--- START Stored records ---

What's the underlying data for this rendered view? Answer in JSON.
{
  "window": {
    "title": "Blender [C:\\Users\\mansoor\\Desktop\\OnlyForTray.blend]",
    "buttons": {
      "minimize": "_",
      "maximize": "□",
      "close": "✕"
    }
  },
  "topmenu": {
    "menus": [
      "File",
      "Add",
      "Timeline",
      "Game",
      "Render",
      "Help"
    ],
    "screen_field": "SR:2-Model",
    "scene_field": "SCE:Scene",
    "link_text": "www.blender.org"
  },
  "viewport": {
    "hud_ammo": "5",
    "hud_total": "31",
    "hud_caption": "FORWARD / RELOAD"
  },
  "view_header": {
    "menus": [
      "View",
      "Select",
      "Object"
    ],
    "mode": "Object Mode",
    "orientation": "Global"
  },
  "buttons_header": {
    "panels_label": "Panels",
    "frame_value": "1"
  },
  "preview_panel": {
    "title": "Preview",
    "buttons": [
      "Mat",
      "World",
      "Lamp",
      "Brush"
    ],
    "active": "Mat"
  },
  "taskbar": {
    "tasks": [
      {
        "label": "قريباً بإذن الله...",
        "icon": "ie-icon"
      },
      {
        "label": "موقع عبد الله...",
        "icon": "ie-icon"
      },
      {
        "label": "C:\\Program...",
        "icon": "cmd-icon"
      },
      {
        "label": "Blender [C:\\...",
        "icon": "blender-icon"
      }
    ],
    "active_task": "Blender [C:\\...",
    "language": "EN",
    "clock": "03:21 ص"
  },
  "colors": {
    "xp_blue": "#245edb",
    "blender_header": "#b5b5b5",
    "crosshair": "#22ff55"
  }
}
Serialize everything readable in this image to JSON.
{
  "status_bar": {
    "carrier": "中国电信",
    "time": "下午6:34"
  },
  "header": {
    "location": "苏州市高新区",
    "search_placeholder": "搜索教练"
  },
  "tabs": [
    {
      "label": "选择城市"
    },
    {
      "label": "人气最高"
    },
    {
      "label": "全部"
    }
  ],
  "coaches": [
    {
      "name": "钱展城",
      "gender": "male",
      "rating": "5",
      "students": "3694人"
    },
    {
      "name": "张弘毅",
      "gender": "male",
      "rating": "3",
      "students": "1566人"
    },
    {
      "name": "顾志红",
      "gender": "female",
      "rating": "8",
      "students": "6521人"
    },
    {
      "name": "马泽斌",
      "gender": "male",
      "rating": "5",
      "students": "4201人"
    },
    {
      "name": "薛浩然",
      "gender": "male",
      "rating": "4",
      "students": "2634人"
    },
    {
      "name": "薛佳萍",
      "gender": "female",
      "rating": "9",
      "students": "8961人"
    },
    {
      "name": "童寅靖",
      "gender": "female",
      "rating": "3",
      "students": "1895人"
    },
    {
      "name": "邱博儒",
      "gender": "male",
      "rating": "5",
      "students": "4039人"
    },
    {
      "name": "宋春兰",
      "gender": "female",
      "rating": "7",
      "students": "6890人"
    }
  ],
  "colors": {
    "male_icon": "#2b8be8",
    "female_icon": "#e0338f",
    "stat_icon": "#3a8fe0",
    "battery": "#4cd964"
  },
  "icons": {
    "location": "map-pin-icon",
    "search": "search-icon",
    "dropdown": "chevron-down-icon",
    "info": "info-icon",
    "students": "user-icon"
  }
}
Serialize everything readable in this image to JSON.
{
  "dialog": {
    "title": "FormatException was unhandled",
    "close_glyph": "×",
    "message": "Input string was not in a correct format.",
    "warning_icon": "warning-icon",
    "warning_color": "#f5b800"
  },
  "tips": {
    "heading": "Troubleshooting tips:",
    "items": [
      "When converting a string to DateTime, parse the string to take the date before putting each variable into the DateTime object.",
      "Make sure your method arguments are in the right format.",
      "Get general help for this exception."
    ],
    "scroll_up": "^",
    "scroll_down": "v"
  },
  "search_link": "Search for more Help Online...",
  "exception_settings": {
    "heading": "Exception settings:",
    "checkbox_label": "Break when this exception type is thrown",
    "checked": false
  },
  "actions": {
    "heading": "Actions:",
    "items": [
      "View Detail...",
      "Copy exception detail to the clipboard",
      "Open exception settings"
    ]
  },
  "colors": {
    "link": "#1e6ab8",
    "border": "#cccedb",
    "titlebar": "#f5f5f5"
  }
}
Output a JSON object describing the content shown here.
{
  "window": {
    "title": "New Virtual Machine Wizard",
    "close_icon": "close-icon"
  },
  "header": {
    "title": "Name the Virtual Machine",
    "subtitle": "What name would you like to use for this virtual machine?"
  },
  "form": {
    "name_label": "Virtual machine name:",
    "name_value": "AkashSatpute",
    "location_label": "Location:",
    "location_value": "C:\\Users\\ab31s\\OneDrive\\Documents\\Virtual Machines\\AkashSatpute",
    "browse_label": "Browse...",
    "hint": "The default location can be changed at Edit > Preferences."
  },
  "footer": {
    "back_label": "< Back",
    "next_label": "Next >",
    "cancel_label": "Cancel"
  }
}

--- END Stored records ---

From the records above, extract every line exactly as it stands.

What's the underlying data for this rendered view? Answer in JSON.
{
  "window": {
    "title": "Blender [C:\\Users\\mansoor\\Desktop\\OnlyForTray.blend]",
    "buttons": {
      "minimize": "_",
      "maximize": "□",
      "close": "✕"
    }
  },
  "topmenu": {
    "menus": [
      "File",
      "Add",
      "Timeline",
      "Game",
      "Render",
      "Help"
    ],
    "screen_field": "SR:2-Model",
    "scene_field": "SCE:Scene",
    "link_text": "www.blender.org"
  },
  "viewport": {
    "hud_ammo": "5",
    "hud_total": "31",
    "hud_caption": "FORWARD / RELOAD"
  },
  "view_header": {
    "menus": [
      "View",
      "Select",
      "Object"
    ],
    "mode": "Object Mode",
    "orientation": "Global"
  },
  "buttons_header": {
    "panels_label": "Panels",
    "frame_value": "1"
  },
  "preview_panel": {
    "title": "Preview",
    "buttons": [
      "Mat",
      "World",
      "Lamp",
      "Brush"
    ],
    "active": "Mat"
  },
  "taskbar": {
    "tasks": [
      {
        "label": "قريباً بإذن الله...",
        "icon": "ie-icon"
      },
      {
        "label": "موقع عبد الله...",
        "icon": "ie-icon"
      },
      {
        "label": "C:\\Program...",
        "icon": "cmd-icon"
      },
      {
        "label": "Blender [C:\\...",
        "icon": "blender-icon"
      }
    ],
    "active_task": "Blender [C:\\...",
    "language": "EN",
    "clock": "03:21 ص"
  },
  "colors": {
    "xp_blue": "#245edb",
    "blender_header": "#b5b5b5",
    "crosshair": "#22ff55"
  }
}
Serialize everything readable in this image to JSON.
{
  "status_bar": {
    "carrier": "中国电信",
    "time": "下午6:34"
  },
  "header": {
    "location": "苏州市高新区",
    "search_placeholder": "搜索教练"
  },
  "tabs": [
    {
      "label": "选择城市"
    },
    {
      "label": "人气最高"
    },
    {
      "label": "全部"
    }
  ],
  "coaches": [
    {
      "name": "钱展城",
      "gender": "male",
      "rating": "5",
      "students": "3694人"
    },
    {
      "name": "张弘毅",
      "gender": "male",
      "rating": "3",
      "students": "1566人"
    },
    {
      "name": "顾志红",
      "gender": "female",
      "rating": "8",
      "students": "6521人"
    },
    {
      "name": "马泽斌",
      "gender": "male",
      "rating": "5",
      "students": "4201人"
    },
    {
      "name": "薛浩然",
      "gender": "male",
      "rating": "4",
      "students": "2634人"
    },
    {
      "name": "薛佳萍",
      "gender": "female",
      "rating": "9",
      "students": "8961人"
    },
    {
      "name": "童寅靖",
      "gender": "female",
      "rating": "3",
      "students": "1895人"
    },
    {
      "name": "邱博儒",
      "gender": "male",
      "rating": "5",
      "students": "4039人"
    },
    {
      "name": "宋春兰",
      "gender": "female",
      "rating": "7",
      "students": "6890人"
    }
  ],
  "colors": {
    "male_icon": "#2b8be8",
    "female_icon": "#e0338f",
    "stat_icon": "#3a8fe0",
    "battery": "#4cd964"
  },
  "icons": {
    "location": "map-pin-icon",
    "search": "search-icon",
    "dropdown": "chevron-down-icon",
    "info": "info-icon",
    "students": "user-icon"
  }
}
Serialize everything readable in this image to JSON.
{
  "dialog": {
    "title": "FormatException was unhandled",
    "close_glyph": "×",
    "message": "Input string was not in a correct format.",
    "warning_icon": "warning-icon",
    "warning_color": "#f5b800"
  },
  "tips": {
    "heading": "Troubleshooting tips:",
    "items": [
      "When converting a string to DateTime, parse the string to take the date before putting each variable into the DateTime object.",
      "Make sure your method arguments are in the right format.",
      "Get general help for this exception."
    ],
    "scroll_up": "^",
    "scroll_down": "v"
  },
  "search_link": "Search for more Help Online...",
  "exception_settings": {
    "heading": "Exception settings:",
    "checkbox_label": "Break when this exception type is thrown",
    "checked": false
  },
  "actions": {
    "heading": "Actions:",
    "items": [
      "View Detail...",
      "Copy exception detail to the clipboard",
      "Open exception settings"
    ]
  },
  "colors": {
    "link": "#1e6ab8",
    "border": "#cccedb",
    "titlebar": "#f5f5f5"
  }
}
Output a JSON object describing the content shown here.
{
  "window": {
    "title": "New Virtual Machine Wizard",
    "close_icon": "close-icon"
  },
  "header": {
    "title": "Name the Virtual Machine",
    "subtitle": "What name would you like to use for this virtual machine?"
  },
  "form": {
    "name_label": "Virtual machine name:",
    "name_value": "AkashSatpute",
    "location_label": "Location:",
    "location_value": "C:\\Users\\ab31s\\OneDrive\\Documents\\Virtual Machines\\AkashSatpute",
    "browse_label": "Browse...",
    "hint": "The default location can be changed at Edit > Preferences."
  },
  "footer": {
    "back_label": "< Back",
    "next_label": "Next >",
    "cancel_label": "Cancel"
  }
}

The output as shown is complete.